What to work on
Set down exactly the lines running from the line with "Type out the text in this image." to the end of the listing below, both ends included.
== Raw data
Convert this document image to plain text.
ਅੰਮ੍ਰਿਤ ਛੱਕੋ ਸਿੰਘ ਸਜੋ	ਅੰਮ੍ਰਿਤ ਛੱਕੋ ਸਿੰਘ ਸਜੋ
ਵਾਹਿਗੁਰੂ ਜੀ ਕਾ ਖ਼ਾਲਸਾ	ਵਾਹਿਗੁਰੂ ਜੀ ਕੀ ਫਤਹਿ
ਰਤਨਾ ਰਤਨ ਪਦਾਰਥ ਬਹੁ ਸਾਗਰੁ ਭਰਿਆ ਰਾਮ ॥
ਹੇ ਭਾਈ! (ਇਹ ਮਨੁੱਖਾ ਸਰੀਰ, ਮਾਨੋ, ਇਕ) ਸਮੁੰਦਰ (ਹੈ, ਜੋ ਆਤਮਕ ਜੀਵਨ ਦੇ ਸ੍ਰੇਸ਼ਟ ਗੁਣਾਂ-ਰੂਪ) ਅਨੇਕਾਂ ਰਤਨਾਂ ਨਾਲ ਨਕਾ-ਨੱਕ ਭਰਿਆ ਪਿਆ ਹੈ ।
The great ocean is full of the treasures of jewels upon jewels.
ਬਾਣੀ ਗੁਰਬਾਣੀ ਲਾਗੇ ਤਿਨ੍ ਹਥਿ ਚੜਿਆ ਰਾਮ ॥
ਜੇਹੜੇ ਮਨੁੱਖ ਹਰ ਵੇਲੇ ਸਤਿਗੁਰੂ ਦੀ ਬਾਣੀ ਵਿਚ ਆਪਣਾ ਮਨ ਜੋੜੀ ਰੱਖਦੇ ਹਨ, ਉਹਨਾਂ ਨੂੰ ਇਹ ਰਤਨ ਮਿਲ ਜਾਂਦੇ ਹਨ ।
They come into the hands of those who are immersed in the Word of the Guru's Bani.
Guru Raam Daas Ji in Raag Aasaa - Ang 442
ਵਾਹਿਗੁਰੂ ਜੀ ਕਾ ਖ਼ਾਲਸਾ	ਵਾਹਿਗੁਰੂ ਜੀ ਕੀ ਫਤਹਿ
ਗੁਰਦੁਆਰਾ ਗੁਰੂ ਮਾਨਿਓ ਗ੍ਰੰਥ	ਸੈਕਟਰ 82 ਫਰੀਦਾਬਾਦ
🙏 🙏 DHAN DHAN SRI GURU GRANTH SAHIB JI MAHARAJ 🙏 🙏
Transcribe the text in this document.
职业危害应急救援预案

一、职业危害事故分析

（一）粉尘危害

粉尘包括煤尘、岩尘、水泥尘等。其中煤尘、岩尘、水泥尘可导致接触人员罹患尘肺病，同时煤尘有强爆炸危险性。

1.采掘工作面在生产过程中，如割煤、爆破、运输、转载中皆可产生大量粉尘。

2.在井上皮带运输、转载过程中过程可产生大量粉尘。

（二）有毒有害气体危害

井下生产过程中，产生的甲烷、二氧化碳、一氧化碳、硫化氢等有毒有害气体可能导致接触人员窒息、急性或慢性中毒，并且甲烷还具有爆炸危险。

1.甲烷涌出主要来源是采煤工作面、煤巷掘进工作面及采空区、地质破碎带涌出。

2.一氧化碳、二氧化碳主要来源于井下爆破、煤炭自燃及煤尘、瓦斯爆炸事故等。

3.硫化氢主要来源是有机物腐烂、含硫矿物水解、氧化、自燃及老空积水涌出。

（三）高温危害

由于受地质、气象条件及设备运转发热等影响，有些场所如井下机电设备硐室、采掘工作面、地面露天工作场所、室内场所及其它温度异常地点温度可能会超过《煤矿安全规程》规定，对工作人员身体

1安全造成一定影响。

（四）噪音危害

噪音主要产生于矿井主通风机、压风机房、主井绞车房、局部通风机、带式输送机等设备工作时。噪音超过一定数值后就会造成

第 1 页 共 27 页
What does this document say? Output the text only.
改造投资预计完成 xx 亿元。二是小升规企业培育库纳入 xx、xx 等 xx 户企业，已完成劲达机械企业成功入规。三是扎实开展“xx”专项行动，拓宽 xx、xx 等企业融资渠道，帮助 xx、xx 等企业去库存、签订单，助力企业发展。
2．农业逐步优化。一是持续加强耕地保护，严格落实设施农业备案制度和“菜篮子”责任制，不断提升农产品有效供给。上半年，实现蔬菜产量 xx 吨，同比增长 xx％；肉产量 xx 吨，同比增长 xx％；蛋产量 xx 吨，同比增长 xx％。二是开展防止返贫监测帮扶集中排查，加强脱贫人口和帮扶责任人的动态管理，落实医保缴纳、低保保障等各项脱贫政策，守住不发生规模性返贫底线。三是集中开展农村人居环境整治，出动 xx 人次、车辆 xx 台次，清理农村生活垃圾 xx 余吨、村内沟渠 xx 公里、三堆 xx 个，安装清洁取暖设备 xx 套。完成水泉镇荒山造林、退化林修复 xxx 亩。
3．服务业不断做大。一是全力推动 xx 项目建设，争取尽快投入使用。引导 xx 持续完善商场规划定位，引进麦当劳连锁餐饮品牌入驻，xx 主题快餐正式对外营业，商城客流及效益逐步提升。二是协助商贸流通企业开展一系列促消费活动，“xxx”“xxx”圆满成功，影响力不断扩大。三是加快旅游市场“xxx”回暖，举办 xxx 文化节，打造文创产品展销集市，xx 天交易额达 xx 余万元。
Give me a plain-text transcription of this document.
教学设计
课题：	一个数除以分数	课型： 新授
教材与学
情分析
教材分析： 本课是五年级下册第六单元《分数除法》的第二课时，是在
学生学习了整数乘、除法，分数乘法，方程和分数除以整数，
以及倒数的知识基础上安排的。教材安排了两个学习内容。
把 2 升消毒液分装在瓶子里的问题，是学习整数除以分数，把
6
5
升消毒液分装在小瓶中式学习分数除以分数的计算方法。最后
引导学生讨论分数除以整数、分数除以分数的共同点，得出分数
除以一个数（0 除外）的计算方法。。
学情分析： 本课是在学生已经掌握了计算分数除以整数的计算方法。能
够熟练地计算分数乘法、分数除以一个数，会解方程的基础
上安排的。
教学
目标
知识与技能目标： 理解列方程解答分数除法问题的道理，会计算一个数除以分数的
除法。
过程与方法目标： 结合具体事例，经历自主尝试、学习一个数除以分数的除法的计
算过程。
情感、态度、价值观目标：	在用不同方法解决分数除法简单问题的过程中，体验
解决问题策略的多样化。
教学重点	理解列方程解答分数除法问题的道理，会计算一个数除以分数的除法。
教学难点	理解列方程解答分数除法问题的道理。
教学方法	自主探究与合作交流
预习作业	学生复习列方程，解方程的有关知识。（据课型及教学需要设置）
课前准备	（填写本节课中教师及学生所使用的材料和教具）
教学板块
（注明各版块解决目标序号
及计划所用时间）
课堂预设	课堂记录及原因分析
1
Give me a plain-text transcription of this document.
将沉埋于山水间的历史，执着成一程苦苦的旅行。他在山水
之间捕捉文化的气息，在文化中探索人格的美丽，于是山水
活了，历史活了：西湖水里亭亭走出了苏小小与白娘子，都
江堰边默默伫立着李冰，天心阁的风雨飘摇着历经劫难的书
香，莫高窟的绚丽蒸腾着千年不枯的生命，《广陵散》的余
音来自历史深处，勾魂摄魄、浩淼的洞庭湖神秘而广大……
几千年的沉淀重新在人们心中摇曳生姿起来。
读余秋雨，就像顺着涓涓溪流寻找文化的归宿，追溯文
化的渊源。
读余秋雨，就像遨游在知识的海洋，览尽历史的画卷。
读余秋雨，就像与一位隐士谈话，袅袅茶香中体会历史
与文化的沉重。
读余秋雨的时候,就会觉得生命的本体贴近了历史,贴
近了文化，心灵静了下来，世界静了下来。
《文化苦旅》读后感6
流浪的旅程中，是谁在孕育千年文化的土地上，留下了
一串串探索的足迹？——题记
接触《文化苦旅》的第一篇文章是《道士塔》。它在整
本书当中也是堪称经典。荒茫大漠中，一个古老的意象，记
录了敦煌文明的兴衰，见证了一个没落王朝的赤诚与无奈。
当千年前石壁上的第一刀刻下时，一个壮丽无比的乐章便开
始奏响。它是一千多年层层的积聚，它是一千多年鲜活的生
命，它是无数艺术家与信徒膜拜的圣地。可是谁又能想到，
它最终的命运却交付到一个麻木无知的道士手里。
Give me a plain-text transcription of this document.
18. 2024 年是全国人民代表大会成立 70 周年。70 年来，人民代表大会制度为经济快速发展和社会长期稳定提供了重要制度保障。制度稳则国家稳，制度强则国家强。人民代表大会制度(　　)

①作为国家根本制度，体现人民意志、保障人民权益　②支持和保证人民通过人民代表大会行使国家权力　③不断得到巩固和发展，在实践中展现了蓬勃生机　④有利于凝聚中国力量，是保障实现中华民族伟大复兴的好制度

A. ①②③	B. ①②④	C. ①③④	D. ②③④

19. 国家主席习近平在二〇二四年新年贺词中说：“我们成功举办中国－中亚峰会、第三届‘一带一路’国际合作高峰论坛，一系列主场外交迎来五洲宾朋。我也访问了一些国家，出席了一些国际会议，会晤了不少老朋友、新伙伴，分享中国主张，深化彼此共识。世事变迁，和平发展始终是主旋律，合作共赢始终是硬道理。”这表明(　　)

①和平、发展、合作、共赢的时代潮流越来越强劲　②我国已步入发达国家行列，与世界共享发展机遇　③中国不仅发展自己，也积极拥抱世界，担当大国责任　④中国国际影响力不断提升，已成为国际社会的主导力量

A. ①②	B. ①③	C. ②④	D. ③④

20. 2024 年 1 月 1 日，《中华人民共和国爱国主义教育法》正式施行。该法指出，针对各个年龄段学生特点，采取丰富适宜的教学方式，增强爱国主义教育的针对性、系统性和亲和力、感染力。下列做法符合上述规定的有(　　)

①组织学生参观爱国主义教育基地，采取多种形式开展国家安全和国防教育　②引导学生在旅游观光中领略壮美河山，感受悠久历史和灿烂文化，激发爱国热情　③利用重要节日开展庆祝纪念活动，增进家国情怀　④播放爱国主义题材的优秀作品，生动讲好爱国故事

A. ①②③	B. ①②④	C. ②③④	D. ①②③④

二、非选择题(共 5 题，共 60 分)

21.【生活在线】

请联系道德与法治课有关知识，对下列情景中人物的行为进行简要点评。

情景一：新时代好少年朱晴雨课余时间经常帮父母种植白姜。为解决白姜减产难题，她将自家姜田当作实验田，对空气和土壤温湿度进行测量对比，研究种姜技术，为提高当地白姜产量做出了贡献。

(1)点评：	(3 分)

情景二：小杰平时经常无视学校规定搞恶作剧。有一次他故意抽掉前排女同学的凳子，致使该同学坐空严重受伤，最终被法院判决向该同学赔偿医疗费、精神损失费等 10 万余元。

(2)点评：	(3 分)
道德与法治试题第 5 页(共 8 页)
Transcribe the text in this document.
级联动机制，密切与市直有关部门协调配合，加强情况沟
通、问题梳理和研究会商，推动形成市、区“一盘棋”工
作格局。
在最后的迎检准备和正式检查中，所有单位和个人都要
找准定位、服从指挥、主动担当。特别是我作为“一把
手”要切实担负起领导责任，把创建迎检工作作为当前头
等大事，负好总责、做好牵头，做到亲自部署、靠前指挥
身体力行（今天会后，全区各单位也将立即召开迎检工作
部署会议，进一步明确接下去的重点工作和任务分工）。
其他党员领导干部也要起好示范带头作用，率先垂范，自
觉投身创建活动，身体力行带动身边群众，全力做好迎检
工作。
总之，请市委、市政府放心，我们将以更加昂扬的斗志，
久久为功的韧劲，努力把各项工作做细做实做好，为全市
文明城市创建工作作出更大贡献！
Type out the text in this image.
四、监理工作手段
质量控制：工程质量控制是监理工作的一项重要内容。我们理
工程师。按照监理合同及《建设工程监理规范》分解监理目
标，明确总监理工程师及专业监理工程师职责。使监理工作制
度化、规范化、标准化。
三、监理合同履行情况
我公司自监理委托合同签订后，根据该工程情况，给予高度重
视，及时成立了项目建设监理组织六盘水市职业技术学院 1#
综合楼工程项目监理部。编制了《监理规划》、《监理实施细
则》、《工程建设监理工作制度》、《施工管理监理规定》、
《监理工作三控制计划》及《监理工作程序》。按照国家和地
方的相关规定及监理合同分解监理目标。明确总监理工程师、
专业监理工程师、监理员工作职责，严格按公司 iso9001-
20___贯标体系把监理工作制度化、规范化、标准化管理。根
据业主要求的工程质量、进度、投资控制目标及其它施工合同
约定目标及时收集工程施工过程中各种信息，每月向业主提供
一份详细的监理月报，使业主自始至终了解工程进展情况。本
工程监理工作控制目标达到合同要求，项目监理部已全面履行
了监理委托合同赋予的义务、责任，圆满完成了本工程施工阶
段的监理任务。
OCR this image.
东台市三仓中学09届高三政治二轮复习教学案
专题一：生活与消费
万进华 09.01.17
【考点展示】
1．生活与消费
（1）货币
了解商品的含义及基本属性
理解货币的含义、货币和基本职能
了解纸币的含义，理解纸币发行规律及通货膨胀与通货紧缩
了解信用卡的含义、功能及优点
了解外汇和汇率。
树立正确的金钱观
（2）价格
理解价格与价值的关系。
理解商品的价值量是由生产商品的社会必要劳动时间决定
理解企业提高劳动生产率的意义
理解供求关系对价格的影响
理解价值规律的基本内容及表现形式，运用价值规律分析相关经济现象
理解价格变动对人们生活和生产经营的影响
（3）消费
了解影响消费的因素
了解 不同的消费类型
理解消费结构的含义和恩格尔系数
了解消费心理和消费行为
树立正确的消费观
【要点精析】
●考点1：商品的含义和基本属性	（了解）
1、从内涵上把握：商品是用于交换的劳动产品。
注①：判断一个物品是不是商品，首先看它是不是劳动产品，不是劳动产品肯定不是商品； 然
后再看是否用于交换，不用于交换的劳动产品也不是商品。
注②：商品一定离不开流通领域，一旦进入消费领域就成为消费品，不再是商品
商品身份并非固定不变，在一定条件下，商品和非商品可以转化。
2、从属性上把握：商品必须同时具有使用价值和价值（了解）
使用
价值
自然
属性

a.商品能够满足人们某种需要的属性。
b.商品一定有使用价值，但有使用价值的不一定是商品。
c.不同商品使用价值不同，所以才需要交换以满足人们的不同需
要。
====
Answer to this task
Type out the text in this image.
四、监理工作手段
质量控制：工程质量控制是监理工作的一项重要内容。我们理
工程师。按照监理合同及《建设工程监理规范》分解监理目
标，明确总监理工程师及专业监理工程师职责。使监理工作制
度化、规范化、标准化。
三、监理合同履行情况
我公司自监理委托合同签订后，根据该工程情况，给予高度重
视，及时成立了项目建设监理组织六盘水市职业技术学院 1#
综合楼工程项目监理部。编制了《监理规划》、《监理实施细
则》、《工程建设监理工作制度》、《施工管理监理规定》、
《监理工作三控制计划》及《监理工作程序》。按照国家和地
方的相关规定及监理合同分解监理目标。明确总监理工程师、
专业监理工程师、监理员工作职责，严格按公司 iso9001-
20___贯标体系把监理工作制度化、规范化、标准化管理。根
据业主要求的工程质量、进度、投资控制目标及其它施工合同
约定目标及时收集工程施工过程中各种信息，每月向业主提供
一份详细的监理月报，使业主自始至终了解工程进展情况。本
工程监理工作控制目标达到合同要求，项目监理部已全面履行
了监理委托合同赋予的义务、责任，圆满完成了本工程施工阶
段的监理任务。
OCR this image.
东台市三仓中学09届高三政治二轮复习教学案
专题一：生活与消费
万进华 09.01.17
【考点展示】
1．生活与消费
（1）货币
了解商品的含义及基本属性
理解货币的含义、货币和基本职能
了解纸币的含义，理解纸币发行规律及通货膨胀与通货紧缩
了解信用卡的含义、功能及优点
了解外汇和汇率。
树立正确的金钱观
（2）价格
理解价格与价值的关系。
理解商品的价值量是由生产商品的社会必要劳动时间决定
理解企业提高劳动生产率的意义
理解供求关系对价格的影响
理解价值规律的基本内容及表现形式，运用价值规律分析相关经济现象
理解价格变动对人们生活和生产经营的影响
（3）消费
了解影响消费的因素
了解 不同的消费类型
理解消费结构的含义和恩格尔系数
了解消费心理和消费行为
树立正确的消费观
【要点精析】
●考点1：商品的含义和基本属性	（了解）
1、从内涵上把握：商品是用于交换的劳动产品。
注①：判断一个物品是不是商品，首先看它是不是劳动产品，不是劳动产品肯定不是商品； 然
后再看是否用于交换，不用于交换的劳动产品也不是商品。
注②：商品一定离不开流通领域，一旦进入消费领域就成为消费品，不再是商品
商品身份并非固定不变，在一定条件下，商品和非商品可以转化。
2、从属性上把握：商品必须同时具有使用价值和价值（了解）
使用
价值
自然
属性

a.商品能够满足人们某种需要的属性。
b.商品一定有使用价值，但有使用价值的不一定是商品。
c.不同商品使用价值不同，所以才需要交换以满足人们的不同需
要。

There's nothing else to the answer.